| SELECTED EXTRACT |
# # # # # # #
Researches from the Case Western Reserve University’s (CWRU) nursing school are aiming to establish a connection between hospital patient records and medical flight crews.
They are aiming to do this based on research that when local hospitals transfer patients to higher-level care facilities, there is a 30% higher death rate than if they had stayed put. Case Western researchers believe the answer lies “somewhere in the medical records.”
At the moment, flight medical crews do not have access to electronic health records from various hospitals because of lack of interoperability.
A CWRU instructor, Andrew Reimer, says he and his group is working on technology that takes information from patient charts to present a more comprehensive picture of a patient’s medical situation. They plan on using information gathered from hospital charts, flight crew and the new facility.
“Families also need the information to determine what’s best for their loved ones–move the patient or stay,” he said in the announcement.
It is quite cumbersome to extract medical information such as patient demographics, medical and surgical histories, procedures, laboratory, pharmacy, vital signs, billing data and patient outcomes. This is why, the CWRU researchers have created a digital template that contains a table with 42 pieces of information to be filled out, in order to make data reporting more consistent.
“Searching a patient’s chart for appropriate health information at a single hospital can take days. But the new interface technologies allow information to be mined from 42 different data points in minutes,” Reimer said.
Initial tests conducted at the Cleveland Clinical Hospital System have yielded “some success”, by connecting the flight and hospital information for patients transported to the facility’s 1,300-bed main campus in Cleveland, 10 community hospitals and 14 family health and ambulatory surgery centers.
According to a new analysis of HIT-related safety events by the Patient Safety Organization – ECRI Institute, data transfer between health IT systems is often inadequate from a patient-safety point of view. The report highlighted issues such as inadequate data transfer, poorly functioning systems, poor system configurations and inaccurate data entry in patient records.
# # # # # # #
| ACTION ITEM |
Can you reproduce the article on connecting hospital patient records with medical flight crews word for word, in full?
# # # # # # #
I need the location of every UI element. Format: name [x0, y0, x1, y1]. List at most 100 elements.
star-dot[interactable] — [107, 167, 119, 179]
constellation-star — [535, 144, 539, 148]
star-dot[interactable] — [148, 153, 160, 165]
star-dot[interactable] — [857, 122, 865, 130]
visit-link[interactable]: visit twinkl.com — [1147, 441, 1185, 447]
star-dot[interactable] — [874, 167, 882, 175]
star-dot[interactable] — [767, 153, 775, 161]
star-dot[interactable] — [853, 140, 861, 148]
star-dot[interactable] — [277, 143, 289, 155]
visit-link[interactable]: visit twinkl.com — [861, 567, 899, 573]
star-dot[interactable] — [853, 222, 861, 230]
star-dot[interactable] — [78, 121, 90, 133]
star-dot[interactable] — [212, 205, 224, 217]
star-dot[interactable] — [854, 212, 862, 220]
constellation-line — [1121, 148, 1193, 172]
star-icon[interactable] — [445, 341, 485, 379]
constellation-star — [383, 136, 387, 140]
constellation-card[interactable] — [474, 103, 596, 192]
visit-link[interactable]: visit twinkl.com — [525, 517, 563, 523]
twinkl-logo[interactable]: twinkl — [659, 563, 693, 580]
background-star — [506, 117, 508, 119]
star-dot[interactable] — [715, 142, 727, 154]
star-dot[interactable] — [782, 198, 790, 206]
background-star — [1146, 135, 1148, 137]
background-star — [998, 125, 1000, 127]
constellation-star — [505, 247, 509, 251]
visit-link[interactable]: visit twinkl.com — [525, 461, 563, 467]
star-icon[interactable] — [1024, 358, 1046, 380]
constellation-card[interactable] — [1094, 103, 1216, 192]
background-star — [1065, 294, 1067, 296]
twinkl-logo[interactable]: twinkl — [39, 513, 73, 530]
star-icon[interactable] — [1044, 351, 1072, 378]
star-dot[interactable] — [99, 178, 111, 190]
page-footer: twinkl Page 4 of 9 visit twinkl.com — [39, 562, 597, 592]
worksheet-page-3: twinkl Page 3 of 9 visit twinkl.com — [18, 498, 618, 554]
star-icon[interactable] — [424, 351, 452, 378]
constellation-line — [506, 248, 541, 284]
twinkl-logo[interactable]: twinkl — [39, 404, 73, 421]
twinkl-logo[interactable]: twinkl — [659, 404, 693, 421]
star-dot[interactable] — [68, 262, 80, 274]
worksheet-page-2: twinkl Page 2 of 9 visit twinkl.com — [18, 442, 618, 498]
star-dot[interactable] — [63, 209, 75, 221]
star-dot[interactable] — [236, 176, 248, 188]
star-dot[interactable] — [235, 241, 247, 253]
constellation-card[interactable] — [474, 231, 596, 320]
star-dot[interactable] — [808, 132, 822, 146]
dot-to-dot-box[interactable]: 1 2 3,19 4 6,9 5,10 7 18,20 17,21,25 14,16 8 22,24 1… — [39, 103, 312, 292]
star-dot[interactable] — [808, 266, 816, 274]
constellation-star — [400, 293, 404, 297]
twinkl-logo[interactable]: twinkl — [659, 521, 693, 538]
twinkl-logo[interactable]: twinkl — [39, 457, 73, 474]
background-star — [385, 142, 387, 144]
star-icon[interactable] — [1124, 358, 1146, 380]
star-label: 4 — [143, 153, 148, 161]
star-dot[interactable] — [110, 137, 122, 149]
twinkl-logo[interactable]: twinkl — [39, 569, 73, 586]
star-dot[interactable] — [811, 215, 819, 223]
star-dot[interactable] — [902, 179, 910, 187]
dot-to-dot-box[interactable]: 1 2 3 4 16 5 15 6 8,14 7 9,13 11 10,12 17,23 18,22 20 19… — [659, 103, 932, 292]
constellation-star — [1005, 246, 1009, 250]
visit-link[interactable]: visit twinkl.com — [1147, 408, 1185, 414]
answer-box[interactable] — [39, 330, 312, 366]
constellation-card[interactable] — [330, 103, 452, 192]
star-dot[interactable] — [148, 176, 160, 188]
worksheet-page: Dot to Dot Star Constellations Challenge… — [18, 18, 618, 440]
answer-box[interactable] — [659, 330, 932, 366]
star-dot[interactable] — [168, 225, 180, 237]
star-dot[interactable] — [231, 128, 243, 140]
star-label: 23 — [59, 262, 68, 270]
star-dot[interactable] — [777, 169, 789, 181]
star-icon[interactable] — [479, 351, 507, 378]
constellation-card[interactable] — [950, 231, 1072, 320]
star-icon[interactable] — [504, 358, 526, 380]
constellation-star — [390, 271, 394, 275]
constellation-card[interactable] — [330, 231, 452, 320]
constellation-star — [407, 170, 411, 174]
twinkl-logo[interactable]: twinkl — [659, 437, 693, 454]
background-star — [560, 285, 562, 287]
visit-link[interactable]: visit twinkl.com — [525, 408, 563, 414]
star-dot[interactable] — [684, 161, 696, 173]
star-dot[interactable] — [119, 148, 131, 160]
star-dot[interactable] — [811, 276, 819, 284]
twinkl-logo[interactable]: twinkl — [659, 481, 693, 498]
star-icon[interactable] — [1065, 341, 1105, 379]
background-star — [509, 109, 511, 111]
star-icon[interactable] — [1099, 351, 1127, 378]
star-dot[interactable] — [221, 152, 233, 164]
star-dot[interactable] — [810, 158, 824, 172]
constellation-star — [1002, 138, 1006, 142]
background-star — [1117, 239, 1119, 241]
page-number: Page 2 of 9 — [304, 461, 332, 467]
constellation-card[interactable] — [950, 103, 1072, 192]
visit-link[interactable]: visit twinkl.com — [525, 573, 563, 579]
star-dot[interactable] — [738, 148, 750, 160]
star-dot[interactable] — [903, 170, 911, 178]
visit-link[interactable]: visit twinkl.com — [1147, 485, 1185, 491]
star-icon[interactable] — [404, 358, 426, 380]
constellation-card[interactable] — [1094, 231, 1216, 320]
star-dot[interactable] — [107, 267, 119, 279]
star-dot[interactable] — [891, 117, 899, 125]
# # # # # # #
| RESPONSE AREA |
Researches from the Case Western Reserve University’s (CWRU) nursing school are aiming to establish a connection between hospital patient records and medical flight crews.
They are aiming to do this based on research that when local hospitals transfer patients to higher-level care facilities, there is a 30% higher death rate than if they had stayed put. Case Western researchers believe the answer lies “somewhere in the medical records.”
At the moment, flight medical crews do not have access to electronic health records from various hospitals because of lack of interoperability.
A CWRU instructor, Andrew Reimer, says he and his group is working on technology that takes information from patient charts to present a more comprehensive picture of a patient’s medical situation. They plan on using information gathered from hospital charts, flight crew and the new facility.
“Families also need the information to determine what’s best for their loved ones–move the patient or stay,” he said in the announcement.
It is quite cumbersome to extract medical information such as patient demographics, medical and surgical histories, procedures, laboratory, pharmacy, vital signs, billing data and patient outcomes. This is why, the CWRU researchers have created a digital template that contains a table with 42 pieces of information to be filled out, in order to make data reporting more consistent.
“Searching a patient’s chart for appropriate health information at a single hospital can take days. But the new interface technologies allow information to be mined from 42 different data points in minutes,” Reimer said.
Initial tests conducted at the Cleveland Clinical Hospital System have yielded “some success”, by connecting the flight and hospital information for patients transported to the facility’s 1,300-bed main campus in Cleveland, 10 community hospitals and 14 family health and ambulatory surgery centers.
According to a new analysis of HIT-related safety events by the Patient Safety Organization – ECRI Institute, data transfer between health IT systems is often inadequate from a patient-safety point of view. The report highlighted issues such as inadequate data transfer, poorly functioning systems, poor system configurations and inaccurate data entry in patient records.